***** DATA EXTRACT
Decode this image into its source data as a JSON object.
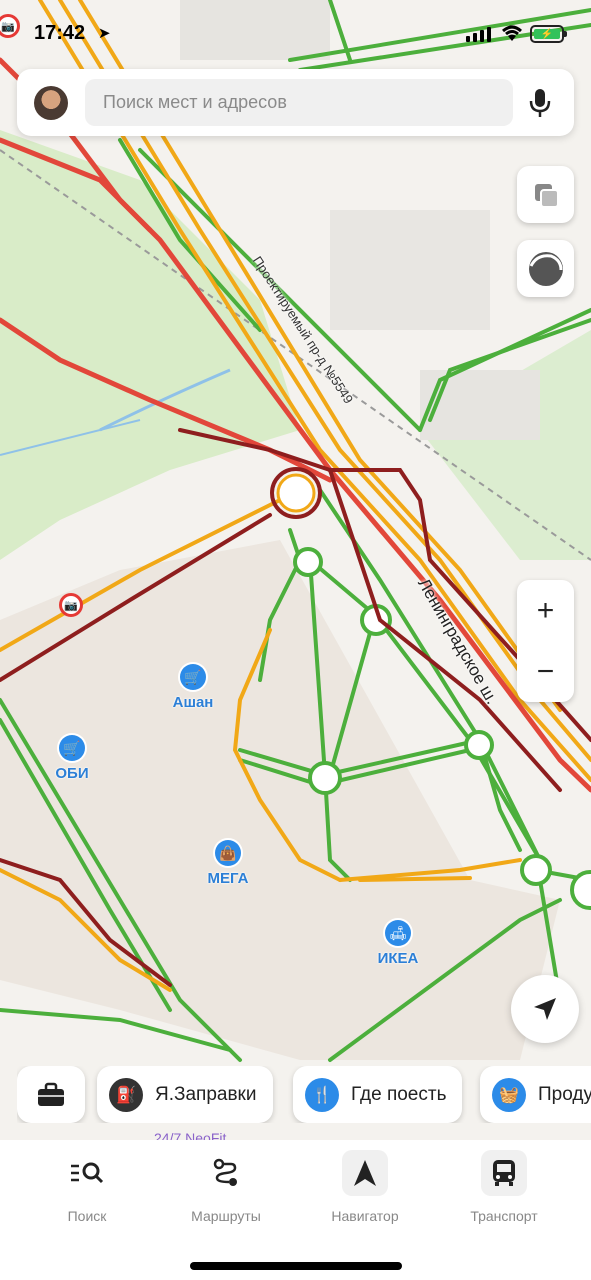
{
  "status_bar": {
    "time": "17:42"
  },
  "search": {
    "placeholder": "Поиск мест и адресов"
  },
  "map": {
    "road_labels": {
      "proezd": "Проектируемый пр-д №5549",
      "shosse": "Ленинградское ш."
    },
    "pois": [
      {
        "name": "Ашан",
        "icon": "cart-icon"
      },
      {
        "name": "ОБИ",
        "icon": "cart-icon"
      },
      {
        "name": "МЕГА",
        "icon": "bag-icon"
      },
      {
        "name": "ИКЕА",
        "icon": "sofa-icon"
      }
    ],
    "bottom_poi": "24/7 NeoFit",
    "colors": {
      "traffic_free": "#4caf3c",
      "traffic_slow": "#f1a817",
      "traffic_jam": "#e2473a",
      "traffic_heavy": "#8e1e1e",
      "poi": "#2c8be8"
    }
  },
  "controls": {
    "zoom_in": "+",
    "zoom_out": "−"
  },
  "chips": [
    {
      "label": "",
      "icon": "briefcase-icon"
    },
    {
      "label": "Я.Заправки",
      "icon": "fuel-icon"
    },
    {
      "label": "Где поесть",
      "icon": "fork-knife-icon"
    },
    {
      "label": "Продукты",
      "icon": "basket-icon"
    }
  ],
  "tabs": [
    {
      "label": "Поиск",
      "icon": "search-list-icon"
    },
    {
      "label": "Маршруты",
      "icon": "route-icon"
    },
    {
      "label": "Навигатор",
      "icon": "navigator-arrow-icon"
    },
    {
      "label": "Транспорт",
      "icon": "bus-icon"
    }
  ]
}
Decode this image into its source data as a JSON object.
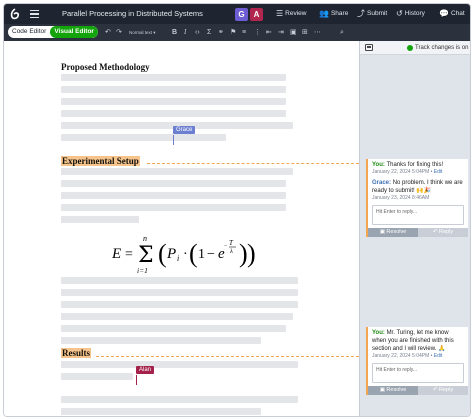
{
  "app": {
    "title": "Parallel Processing in Distributed Systems",
    "logo_icon": "overleaf-leaf-icon",
    "avatars": [
      {
        "letter": "G",
        "color": "#6c5dd3"
      },
      {
        "letter": "A",
        "color": "#b0264e"
      }
    ],
    "top_actions": [
      {
        "label": "Review",
        "icon": "review-icon"
      },
      {
        "label": "Share",
        "icon": "share-icon"
      },
      {
        "label": "Submit",
        "icon": "submit-icon"
      },
      {
        "label": "History",
        "icon": "history-icon"
      },
      {
        "label": "Chat",
        "icon": "chat-icon"
      }
    ]
  },
  "toolbar": {
    "code_editor_label": "Code Editor",
    "visual_editor_label": "Visual Editor",
    "text_style": "Normal text",
    "bold": "B",
    "italic": "I"
  },
  "document": {
    "heading1": "Proposed Methodology",
    "heading2": "Experimental Setup",
    "heading3": "Results",
    "cursors": [
      {
        "name": "Grace",
        "color": "#6c7fd0"
      },
      {
        "name": "Alan",
        "color": "#a3214a"
      }
    ],
    "equation": {
      "lhs": "E",
      "eq": "=",
      "sum_top": "n",
      "sum_bottom": "i=1",
      "p": "P",
      "sub_i": "i",
      "dot": "·",
      "one": "1",
      "minus": "−",
      "e": "e",
      "exp_num": "T",
      "exp_den": "λ"
    }
  },
  "review": {
    "track_changes_label": "Track changes is on",
    "threads": [
      {
        "comments": [
          {
            "author": "You:",
            "author_class": "you",
            "text": "Thanks for fixing this!",
            "date": "January 22, 2024 5:04PM",
            "edit": "Edit"
          },
          {
            "author": "Grace:",
            "author_class": "grace",
            "text": "No problem. I think we are ready to submit! 🙌🎉",
            "date": "January 23, 2024 8:46AM",
            "edit": ""
          }
        ],
        "reply_placeholder": "Hit Enter to reply...",
        "resolve_label": "Resolve",
        "reply_label": "Reply"
      },
      {
        "comments": [
          {
            "author": "You:",
            "author_class": "you",
            "text": "Mr. Turing, let me know when you are finished with this section and I will review. 🙏",
            "date": "January 22, 2024 5:04PM",
            "edit": "Edit"
          }
        ],
        "reply_placeholder": "Hit Enter to reply...",
        "resolve_label": "Resolve",
        "reply_label": "Reply"
      }
    ]
  }
}
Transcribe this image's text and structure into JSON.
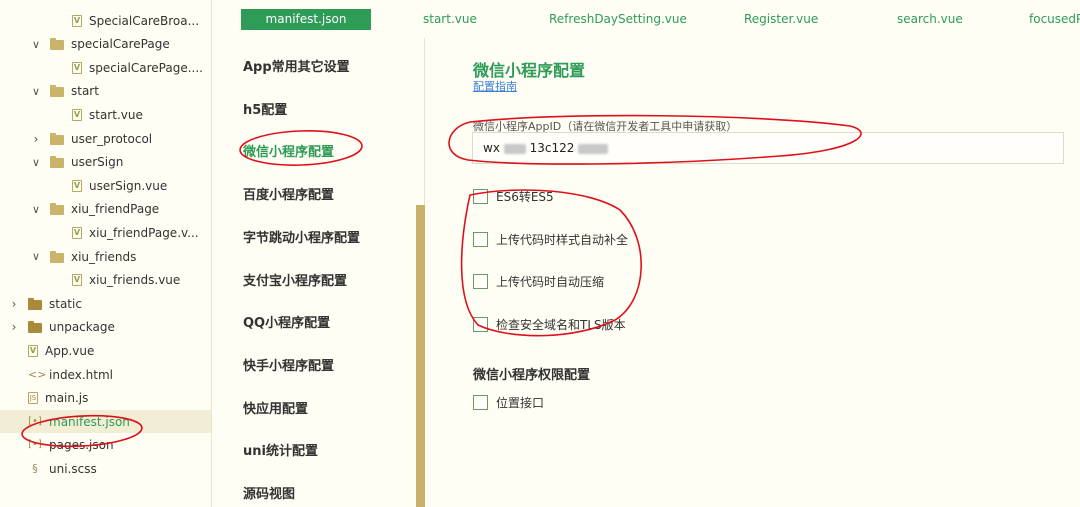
{
  "file_tree": [
    {
      "label": "SpecialCareBroa...",
      "type": "vue",
      "indent": 3,
      "arrow": ""
    },
    {
      "label": "specialCarePage",
      "type": "folder-open",
      "indent": 2,
      "arrow": "open"
    },
    {
      "label": "specialCarePage....",
      "type": "vue",
      "indent": 3,
      "arrow": ""
    },
    {
      "label": "start",
      "type": "folder-open",
      "indent": 2,
      "arrow": "open"
    },
    {
      "label": "start.vue",
      "type": "vue",
      "indent": 3,
      "arrow": ""
    },
    {
      "label": "user_protocol",
      "type": "folder-open",
      "indent": 2,
      "arrow": "closed"
    },
    {
      "label": "userSign",
      "type": "folder-open",
      "indent": 2,
      "arrow": "open"
    },
    {
      "label": "userSign.vue",
      "type": "vue",
      "indent": 3,
      "arrow": ""
    },
    {
      "label": "xiu_friendPage",
      "type": "folder-open",
      "indent": 2,
      "arrow": "open"
    },
    {
      "label": "xiu_friendPage.v...",
      "type": "vue",
      "indent": 3,
      "arrow": ""
    },
    {
      "label": "xiu_friends",
      "type": "folder-open",
      "indent": 2,
      "arrow": "open"
    },
    {
      "label": "xiu_friends.vue",
      "type": "vue",
      "indent": 3,
      "arrow": ""
    },
    {
      "label": "static",
      "type": "folder-closed",
      "indent": 1,
      "arrow": "closed"
    },
    {
      "label": "unpackage",
      "type": "folder-closed",
      "indent": 1,
      "arrow": "closed"
    },
    {
      "label": "App.vue",
      "type": "vue",
      "indent": 1,
      "arrow": ""
    },
    {
      "label": "index.html",
      "type": "html",
      "indent": 1,
      "arrow": ""
    },
    {
      "label": "main.js",
      "type": "js",
      "indent": 1,
      "arrow": ""
    },
    {
      "label": "manifest.json",
      "type": "json",
      "indent": 1,
      "arrow": "",
      "selected": true
    },
    {
      "label": "pages.json",
      "type": "json",
      "indent": 1,
      "arrow": ""
    },
    {
      "label": "uni.scss",
      "type": "scss",
      "indent": 1,
      "arrow": ""
    }
  ],
  "tabs": [
    {
      "label": "manifest.json",
      "active": true
    },
    {
      "label": "start.vue"
    },
    {
      "label": "RefreshDaySetting.vue"
    },
    {
      "label": "Register.vue"
    },
    {
      "label": "search.vue"
    },
    {
      "label": "focusedP"
    }
  ],
  "nav": [
    {
      "label": "App常用其它设置"
    },
    {
      "label": "h5配置"
    },
    {
      "label": "微信小程序配置",
      "active": true
    },
    {
      "label": "百度小程序配置"
    },
    {
      "label": "字节跳动小程序配置"
    },
    {
      "label": "支付宝小程序配置"
    },
    {
      "label": "QQ小程序配置"
    },
    {
      "label": "快手小程序配置"
    },
    {
      "label": "快应用配置"
    },
    {
      "label": "uni统计配置"
    },
    {
      "label": "源码视图"
    }
  ],
  "content": {
    "title": "微信小程序配置",
    "guide_link": "配置指南",
    "appid_label": "微信小程序AppID（请在微信开发者工具中申请获取）",
    "appid_value_prefix": "wx",
    "appid_value_visible": "13c122",
    "options": [
      {
        "label": "ES6转ES5",
        "checked": false
      },
      {
        "label": "上传代码时样式自动补全",
        "checked": false
      },
      {
        "label": "上传代码时自动压缩",
        "checked": false
      },
      {
        "label": "检查安全域名和TLS版本",
        "checked": false
      }
    ],
    "permissions_title": "微信小程序权限配置",
    "permissions": [
      {
        "label": "位置接口",
        "checked": false
      }
    ]
  },
  "colors": {
    "accent": "#2e9b57",
    "annotation": "#e0101a",
    "link": "#3c7fd6"
  }
}
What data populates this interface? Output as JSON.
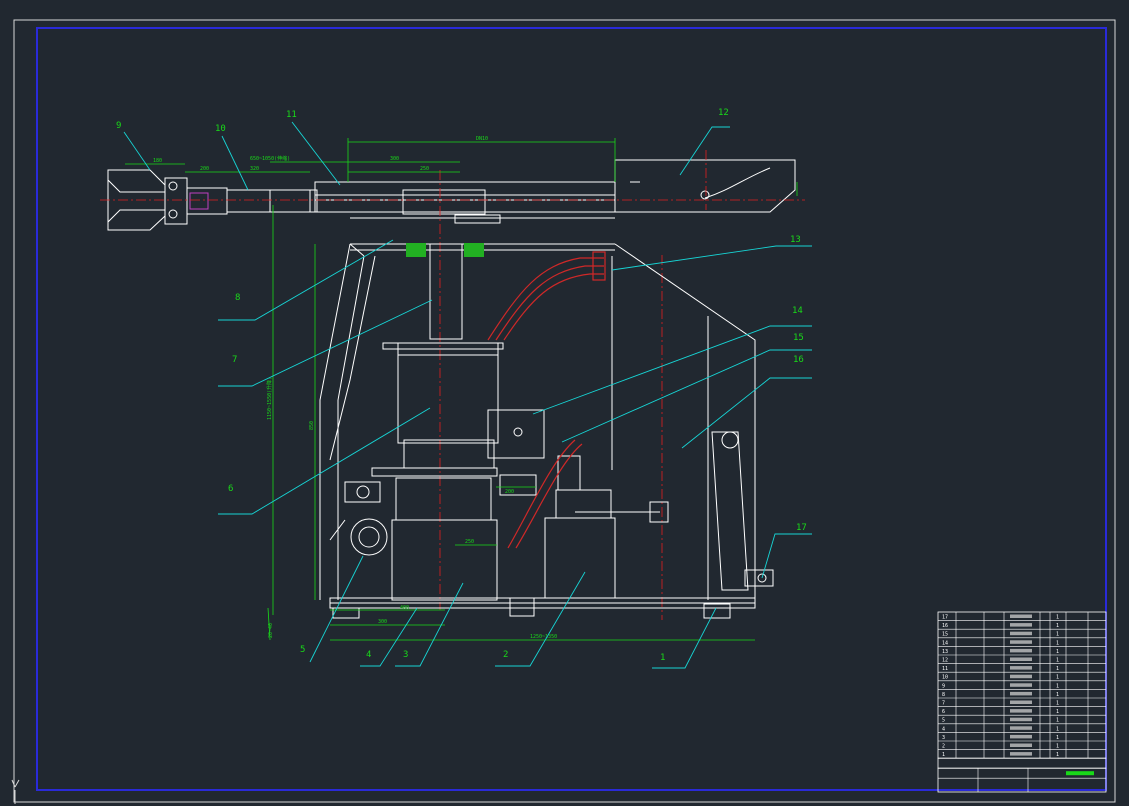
{
  "theme": {
    "background": "#212830",
    "sheet_border": "#d8d8d8",
    "frame": "#2a2ad8",
    "outline": "#ffffff",
    "leader": "#17d4d4",
    "dimension": "#19d919",
    "centerline": "#e02020",
    "hydraulic": "#d02828",
    "valve": "#22b022",
    "hatch": "#c040c0"
  },
  "icons": {
    "ucs": "ucs-y-axis-icon"
  },
  "ucs_label": "Y",
  "callouts": [
    "1",
    "2",
    "3",
    "4",
    "5",
    "6",
    "7",
    "8",
    "9",
    "10",
    "11",
    "12",
    "13",
    "14",
    "15",
    "16",
    "17"
  ],
  "dims": {
    "top_stroke": "DN10",
    "stroke_range": "650~1050(伸缩)",
    "d1": "300",
    "d2": "250",
    "d3": "180",
    "d4": "200",
    "d5": "320",
    "height_range": "1150~1550(升降)",
    "body_h": "850",
    "base_w": "1250~1350",
    "base_a": "300",
    "base_b": "400",
    "ground": "20~40",
    "small_a": "250",
    "small_b": "200"
  },
  "title_block": {
    "rows": [
      {
        "no": "17",
        "code": "",
        "name": "",
        "qty": "1"
      },
      {
        "no": "16",
        "code": "",
        "name": "",
        "qty": "1"
      },
      {
        "no": "15",
        "code": "",
        "name": "",
        "qty": "1"
      },
      {
        "no": "14",
        "code": "",
        "name": "",
        "qty": "1"
      },
      {
        "no": "13",
        "code": "",
        "name": "",
        "qty": "1"
      },
      {
        "no": "12",
        "code": "",
        "name": "",
        "qty": "1"
      },
      {
        "no": "11",
        "code": "",
        "name": "",
        "qty": "1"
      },
      {
        "no": "10",
        "code": "",
        "name": "",
        "qty": "1"
      },
      {
        "no": "9",
        "code": "",
        "name": "",
        "qty": "1"
      },
      {
        "no": "8",
        "code": "",
        "name": "",
        "qty": "1"
      },
      {
        "no": "7",
        "code": "",
        "name": "",
        "qty": "1"
      },
      {
        "no": "6",
        "code": "",
        "name": "",
        "qty": "1"
      },
      {
        "no": "5",
        "code": "",
        "name": "",
        "qty": "1"
      },
      {
        "no": "4",
        "code": "",
        "name": "",
        "qty": "1"
      },
      {
        "no": "3",
        "code": "",
        "name": "",
        "qty": "1"
      },
      {
        "no": "2",
        "code": "",
        "name": "",
        "qty": "1"
      },
      {
        "no": "1",
        "code": "",
        "name": "",
        "qty": "1"
      }
    ]
  }
}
**********
**EXERCISE REQUIREMENTS**
Which lines above contain the word "start"? Copy each of them.

**COMPLETED EXERCISE**
      "label": "start",
      "label": "start.vue",
      "label": "start.vue"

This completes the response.